***** SOURCE DATA
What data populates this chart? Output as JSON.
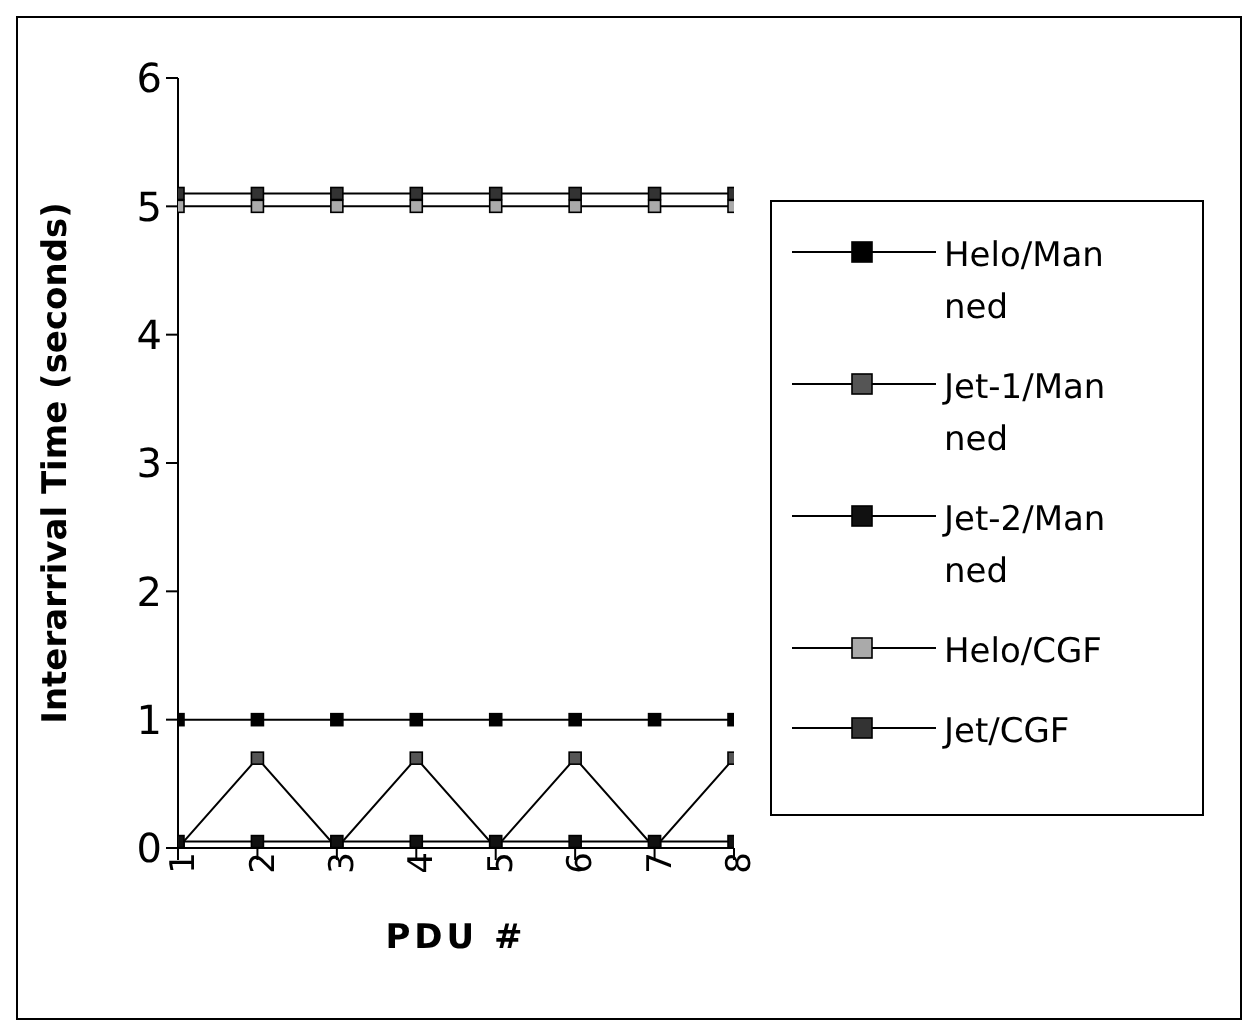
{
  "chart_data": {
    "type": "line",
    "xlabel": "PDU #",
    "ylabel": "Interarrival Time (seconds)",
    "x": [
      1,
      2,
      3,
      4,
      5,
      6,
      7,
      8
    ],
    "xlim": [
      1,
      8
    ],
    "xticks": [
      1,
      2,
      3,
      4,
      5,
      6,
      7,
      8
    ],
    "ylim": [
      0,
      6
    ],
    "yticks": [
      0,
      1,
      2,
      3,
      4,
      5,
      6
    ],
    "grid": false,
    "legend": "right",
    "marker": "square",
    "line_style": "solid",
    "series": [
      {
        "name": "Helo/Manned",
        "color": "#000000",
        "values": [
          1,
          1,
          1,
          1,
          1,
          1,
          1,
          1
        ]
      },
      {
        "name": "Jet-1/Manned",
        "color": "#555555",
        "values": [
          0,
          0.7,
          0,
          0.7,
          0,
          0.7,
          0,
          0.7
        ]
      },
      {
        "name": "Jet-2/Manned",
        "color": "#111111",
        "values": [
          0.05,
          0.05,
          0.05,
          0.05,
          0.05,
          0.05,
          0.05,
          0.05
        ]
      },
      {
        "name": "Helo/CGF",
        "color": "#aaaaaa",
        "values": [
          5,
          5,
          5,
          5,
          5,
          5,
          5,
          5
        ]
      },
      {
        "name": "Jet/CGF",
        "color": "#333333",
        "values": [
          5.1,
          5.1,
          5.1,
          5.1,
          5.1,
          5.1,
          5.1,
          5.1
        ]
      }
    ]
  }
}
**********
All of the lines above should be retyped precisely, apart from the pictures.

__COMPLETE OUTPUT__.
What data populates this chart? Output as JSON.
{
  "chart_data": {
    "type": "line",
    "xlabel": "PDU #",
    "ylabel": "Interarrival Time (seconds)",
    "x": [
      1,
      2,
      3,
      4,
      5,
      6,
      7,
      8
    ],
    "xlim": [
      1,
      8
    ],
    "xticks": [
      1,
      2,
      3,
      4,
      5,
      6,
      7,
      8
    ],
    "ylim": [
      0,
      6
    ],
    "yticks": [
      0,
      1,
      2,
      3,
      4,
      5,
      6
    ],
    "grid": false,
    "legend": "right",
    "marker": "square",
    "line_style": "solid",
    "series": [
      {
        "name": "Helo/Manned",
        "color": "#000000",
        "values": [
          1,
          1,
          1,
          1,
          1,
          1,
          1,
          1
        ]
      },
      {
        "name": "Jet-1/Manned",
        "color": "#555555",
        "values": [
          0,
          0.7,
          0,
          0.7,
          0,
          0.7,
          0,
          0.7
        ]
      },
      {
        "name": "Jet-2/Manned",
        "color": "#111111",
        "values": [
          0.05,
          0.05,
          0.05,
          0.05,
          0.05,
          0.05,
          0.05,
          0.05
        ]
      },
      {
        "name": "Helo/CGF",
        "color": "#aaaaaa",
        "values": [
          5,
          5,
          5,
          5,
          5,
          5,
          5,
          5
        ]
      },
      {
        "name": "Jet/CGF",
        "color": "#333333",
        "values": [
          5.1,
          5.1,
          5.1,
          5.1,
          5.1,
          5.1,
          5.1,
          5.1
        ]
      }
    ]
  }
}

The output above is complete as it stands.